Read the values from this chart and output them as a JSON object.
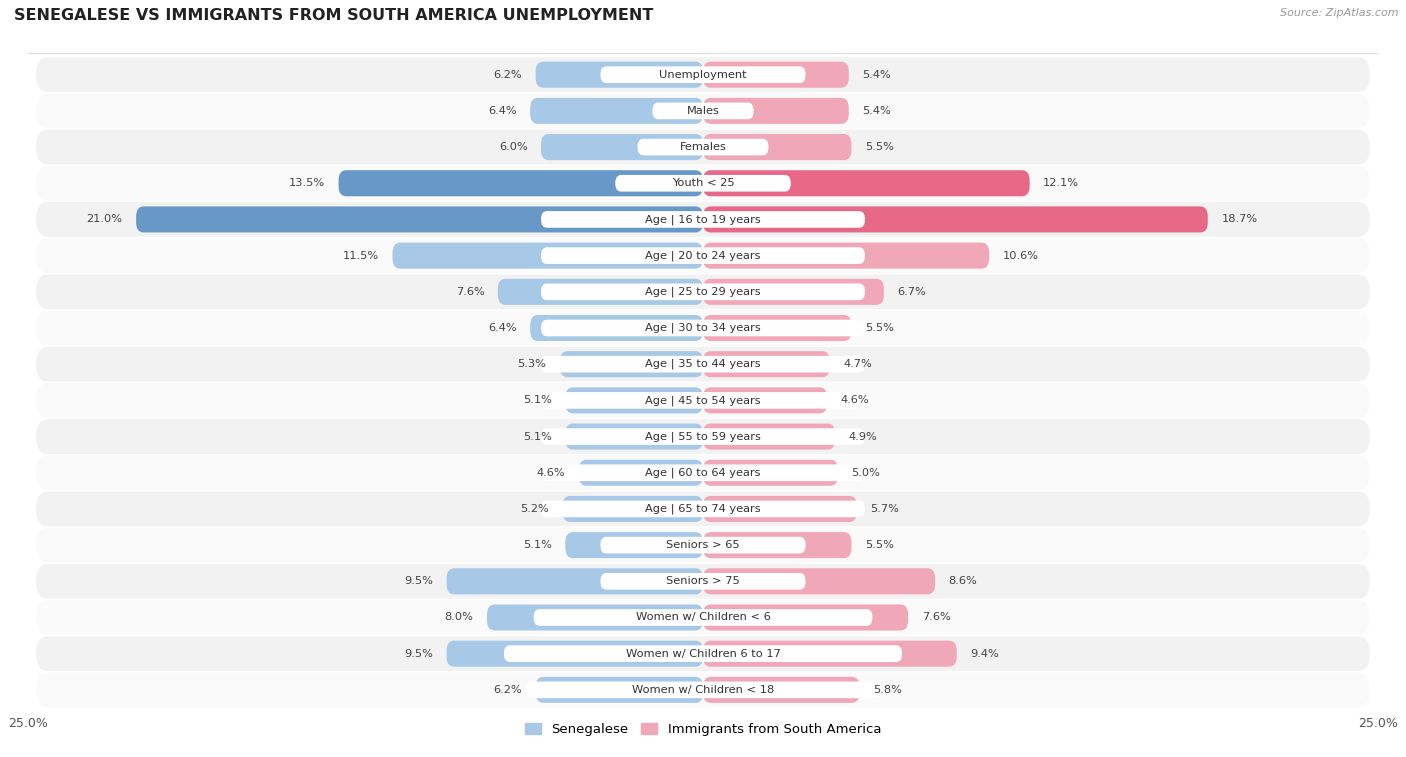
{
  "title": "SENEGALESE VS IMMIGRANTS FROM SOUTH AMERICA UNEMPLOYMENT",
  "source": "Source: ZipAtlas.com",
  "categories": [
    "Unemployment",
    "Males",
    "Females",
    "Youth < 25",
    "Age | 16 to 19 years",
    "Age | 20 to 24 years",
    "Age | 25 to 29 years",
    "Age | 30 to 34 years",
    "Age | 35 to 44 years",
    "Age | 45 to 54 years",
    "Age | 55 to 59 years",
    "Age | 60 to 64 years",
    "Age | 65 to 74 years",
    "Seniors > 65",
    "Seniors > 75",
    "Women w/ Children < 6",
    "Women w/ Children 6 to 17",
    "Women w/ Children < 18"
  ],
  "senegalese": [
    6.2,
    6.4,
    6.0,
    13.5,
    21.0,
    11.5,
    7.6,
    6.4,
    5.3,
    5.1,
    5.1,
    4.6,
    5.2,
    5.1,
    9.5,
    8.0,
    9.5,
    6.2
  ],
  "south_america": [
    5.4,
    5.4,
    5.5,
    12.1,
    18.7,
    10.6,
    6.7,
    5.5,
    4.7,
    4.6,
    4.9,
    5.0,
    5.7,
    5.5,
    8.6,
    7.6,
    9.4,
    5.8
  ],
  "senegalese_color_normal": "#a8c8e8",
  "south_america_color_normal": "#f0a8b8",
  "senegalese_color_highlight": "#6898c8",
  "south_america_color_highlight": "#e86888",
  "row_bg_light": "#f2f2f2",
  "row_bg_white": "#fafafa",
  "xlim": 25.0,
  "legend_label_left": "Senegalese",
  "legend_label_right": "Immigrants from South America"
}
...
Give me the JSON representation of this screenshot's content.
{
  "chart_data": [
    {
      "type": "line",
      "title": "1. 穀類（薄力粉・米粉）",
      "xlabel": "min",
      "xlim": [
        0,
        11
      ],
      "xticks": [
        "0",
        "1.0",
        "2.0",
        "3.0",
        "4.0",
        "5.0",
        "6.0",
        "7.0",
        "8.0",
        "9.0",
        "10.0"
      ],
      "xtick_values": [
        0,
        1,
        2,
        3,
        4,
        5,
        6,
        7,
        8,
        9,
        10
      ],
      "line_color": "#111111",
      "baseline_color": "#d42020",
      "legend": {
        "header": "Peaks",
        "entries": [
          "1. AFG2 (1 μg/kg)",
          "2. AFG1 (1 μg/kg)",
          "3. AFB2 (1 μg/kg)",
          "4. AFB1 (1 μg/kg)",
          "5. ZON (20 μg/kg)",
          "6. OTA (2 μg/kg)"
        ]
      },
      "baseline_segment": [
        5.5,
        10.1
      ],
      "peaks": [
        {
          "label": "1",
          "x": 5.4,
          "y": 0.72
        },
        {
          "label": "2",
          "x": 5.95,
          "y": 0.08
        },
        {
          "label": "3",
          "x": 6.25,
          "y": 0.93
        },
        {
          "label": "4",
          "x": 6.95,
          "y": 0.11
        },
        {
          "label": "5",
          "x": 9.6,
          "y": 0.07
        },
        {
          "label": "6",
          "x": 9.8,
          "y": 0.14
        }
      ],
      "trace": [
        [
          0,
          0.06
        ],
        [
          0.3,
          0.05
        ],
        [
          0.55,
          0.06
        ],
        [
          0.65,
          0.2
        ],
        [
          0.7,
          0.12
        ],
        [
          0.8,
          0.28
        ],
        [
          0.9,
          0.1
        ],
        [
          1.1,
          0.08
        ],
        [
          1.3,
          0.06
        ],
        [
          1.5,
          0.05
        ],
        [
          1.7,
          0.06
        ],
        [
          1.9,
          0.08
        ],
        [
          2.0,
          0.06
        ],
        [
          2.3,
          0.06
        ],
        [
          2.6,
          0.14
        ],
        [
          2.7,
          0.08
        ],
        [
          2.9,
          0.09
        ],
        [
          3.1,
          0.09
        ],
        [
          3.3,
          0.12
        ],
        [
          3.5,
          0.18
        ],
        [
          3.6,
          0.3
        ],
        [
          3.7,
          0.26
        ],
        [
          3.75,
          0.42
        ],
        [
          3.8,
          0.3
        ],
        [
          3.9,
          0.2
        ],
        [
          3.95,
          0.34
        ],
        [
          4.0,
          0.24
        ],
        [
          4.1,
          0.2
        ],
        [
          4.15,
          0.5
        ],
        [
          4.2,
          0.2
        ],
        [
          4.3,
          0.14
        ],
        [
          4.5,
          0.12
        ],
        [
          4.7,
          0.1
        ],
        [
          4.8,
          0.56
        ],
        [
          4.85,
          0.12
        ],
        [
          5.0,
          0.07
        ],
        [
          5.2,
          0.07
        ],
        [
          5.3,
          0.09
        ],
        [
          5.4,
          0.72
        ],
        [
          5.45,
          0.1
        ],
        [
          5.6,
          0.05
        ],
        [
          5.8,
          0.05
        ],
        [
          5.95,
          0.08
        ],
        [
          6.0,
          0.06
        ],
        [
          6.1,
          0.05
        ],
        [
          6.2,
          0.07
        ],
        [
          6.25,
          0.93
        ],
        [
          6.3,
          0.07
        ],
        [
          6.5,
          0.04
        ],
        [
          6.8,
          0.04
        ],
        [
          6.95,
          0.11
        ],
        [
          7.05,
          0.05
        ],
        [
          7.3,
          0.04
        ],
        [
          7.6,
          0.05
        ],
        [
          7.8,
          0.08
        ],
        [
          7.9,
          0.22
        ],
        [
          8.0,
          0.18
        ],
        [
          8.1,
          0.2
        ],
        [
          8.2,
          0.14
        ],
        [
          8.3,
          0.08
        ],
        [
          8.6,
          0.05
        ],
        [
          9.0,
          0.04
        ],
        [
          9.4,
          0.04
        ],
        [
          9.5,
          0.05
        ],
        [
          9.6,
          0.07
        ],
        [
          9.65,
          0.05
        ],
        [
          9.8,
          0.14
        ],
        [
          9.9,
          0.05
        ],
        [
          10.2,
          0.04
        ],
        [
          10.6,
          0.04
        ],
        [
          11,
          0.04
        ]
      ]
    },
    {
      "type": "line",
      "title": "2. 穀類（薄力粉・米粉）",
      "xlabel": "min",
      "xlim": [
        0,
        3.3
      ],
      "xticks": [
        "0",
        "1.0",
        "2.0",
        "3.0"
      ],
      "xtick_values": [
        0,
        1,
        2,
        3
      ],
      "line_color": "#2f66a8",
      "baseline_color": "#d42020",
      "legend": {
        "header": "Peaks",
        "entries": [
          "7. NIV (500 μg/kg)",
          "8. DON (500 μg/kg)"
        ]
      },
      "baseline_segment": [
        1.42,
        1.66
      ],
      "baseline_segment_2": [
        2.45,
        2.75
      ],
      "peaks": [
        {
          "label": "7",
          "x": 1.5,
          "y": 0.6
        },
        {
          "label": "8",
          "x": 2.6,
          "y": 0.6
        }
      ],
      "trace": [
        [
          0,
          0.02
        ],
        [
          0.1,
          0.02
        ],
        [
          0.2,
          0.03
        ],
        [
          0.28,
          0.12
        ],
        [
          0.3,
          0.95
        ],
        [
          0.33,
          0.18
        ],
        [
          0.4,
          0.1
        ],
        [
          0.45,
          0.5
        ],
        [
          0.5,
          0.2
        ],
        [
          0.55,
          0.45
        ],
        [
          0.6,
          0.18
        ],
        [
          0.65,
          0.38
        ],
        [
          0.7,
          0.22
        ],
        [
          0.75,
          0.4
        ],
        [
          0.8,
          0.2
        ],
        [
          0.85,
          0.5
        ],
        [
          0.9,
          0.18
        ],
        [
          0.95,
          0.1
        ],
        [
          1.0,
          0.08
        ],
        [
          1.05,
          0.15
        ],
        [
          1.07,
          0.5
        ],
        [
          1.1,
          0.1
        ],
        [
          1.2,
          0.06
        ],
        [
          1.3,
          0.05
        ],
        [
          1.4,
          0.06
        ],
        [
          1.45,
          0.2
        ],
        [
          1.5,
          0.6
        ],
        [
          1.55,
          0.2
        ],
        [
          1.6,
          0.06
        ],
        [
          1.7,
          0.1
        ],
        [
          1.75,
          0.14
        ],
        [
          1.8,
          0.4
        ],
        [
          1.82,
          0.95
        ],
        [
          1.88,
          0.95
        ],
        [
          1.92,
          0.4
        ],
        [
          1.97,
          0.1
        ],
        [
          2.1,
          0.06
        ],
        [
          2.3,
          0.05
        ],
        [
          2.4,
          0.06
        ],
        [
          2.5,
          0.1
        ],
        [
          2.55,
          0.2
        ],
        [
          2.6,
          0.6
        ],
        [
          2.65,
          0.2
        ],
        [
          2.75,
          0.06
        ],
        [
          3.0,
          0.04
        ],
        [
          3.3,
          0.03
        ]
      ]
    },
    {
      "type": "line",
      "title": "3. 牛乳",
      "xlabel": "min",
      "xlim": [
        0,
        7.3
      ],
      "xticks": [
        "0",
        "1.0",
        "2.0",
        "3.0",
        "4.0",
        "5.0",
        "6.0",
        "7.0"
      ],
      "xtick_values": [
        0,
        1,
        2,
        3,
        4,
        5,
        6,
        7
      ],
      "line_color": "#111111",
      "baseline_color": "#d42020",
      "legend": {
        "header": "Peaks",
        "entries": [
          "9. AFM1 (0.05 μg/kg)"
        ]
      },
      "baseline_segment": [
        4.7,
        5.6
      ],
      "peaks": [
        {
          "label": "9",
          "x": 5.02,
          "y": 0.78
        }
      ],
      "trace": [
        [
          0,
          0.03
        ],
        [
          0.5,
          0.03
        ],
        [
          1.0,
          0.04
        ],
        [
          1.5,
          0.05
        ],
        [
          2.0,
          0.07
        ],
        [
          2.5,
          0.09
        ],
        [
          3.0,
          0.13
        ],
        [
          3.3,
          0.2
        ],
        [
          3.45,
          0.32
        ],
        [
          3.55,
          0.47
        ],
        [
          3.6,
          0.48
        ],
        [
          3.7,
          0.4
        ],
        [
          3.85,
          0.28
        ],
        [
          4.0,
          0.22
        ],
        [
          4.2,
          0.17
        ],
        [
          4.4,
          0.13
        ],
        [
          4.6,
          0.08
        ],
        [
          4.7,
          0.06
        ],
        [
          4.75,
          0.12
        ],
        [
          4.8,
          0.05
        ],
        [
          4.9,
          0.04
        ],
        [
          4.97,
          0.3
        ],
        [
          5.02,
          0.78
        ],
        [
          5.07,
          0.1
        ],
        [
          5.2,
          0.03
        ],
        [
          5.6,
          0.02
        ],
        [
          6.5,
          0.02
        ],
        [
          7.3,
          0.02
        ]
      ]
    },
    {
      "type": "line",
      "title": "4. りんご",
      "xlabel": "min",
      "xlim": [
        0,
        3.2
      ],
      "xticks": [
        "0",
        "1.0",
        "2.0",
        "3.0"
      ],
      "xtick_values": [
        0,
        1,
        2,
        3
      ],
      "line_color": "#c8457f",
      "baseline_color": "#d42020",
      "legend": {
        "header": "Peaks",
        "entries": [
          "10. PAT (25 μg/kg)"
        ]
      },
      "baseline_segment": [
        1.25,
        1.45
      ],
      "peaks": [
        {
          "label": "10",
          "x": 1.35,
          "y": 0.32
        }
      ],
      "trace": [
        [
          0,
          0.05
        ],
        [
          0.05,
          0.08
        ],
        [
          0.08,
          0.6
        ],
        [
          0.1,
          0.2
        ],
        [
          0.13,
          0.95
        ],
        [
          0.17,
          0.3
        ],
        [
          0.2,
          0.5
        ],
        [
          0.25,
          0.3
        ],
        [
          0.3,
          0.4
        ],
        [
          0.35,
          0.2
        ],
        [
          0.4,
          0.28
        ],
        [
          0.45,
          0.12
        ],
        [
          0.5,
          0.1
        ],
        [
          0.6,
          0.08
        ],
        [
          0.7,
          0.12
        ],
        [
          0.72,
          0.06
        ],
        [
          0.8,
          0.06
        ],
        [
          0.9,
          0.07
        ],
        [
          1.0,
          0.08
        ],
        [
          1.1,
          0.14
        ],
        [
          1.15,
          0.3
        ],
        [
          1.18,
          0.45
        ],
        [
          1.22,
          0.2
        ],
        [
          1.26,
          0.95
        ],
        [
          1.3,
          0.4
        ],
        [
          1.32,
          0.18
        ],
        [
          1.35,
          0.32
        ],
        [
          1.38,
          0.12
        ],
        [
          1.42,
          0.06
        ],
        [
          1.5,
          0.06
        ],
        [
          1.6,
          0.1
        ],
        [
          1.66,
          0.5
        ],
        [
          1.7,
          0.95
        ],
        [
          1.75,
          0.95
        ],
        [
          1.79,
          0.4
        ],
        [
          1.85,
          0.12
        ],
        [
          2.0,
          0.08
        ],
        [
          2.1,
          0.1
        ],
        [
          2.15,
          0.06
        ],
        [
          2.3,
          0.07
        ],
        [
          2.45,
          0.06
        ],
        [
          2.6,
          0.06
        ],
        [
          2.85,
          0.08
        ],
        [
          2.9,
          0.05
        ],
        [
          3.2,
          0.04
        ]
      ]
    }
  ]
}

* _Written problem_: Locate the word "years" in the entries, and copy every line where it is found.

* _Correct answer_:
    "Age | 16 to 19 years",
    "Age | 20 to 24 years",
    "Age | 25 to 29 years",
    "Age | 30 to 34 years",
    "Age | 35 to 44 years",
    "Age | 45 to 54 years",
    "Age | 55 to 59 years",
    "Age | 60 to 64 years",
    "Age | 65 to 74 years",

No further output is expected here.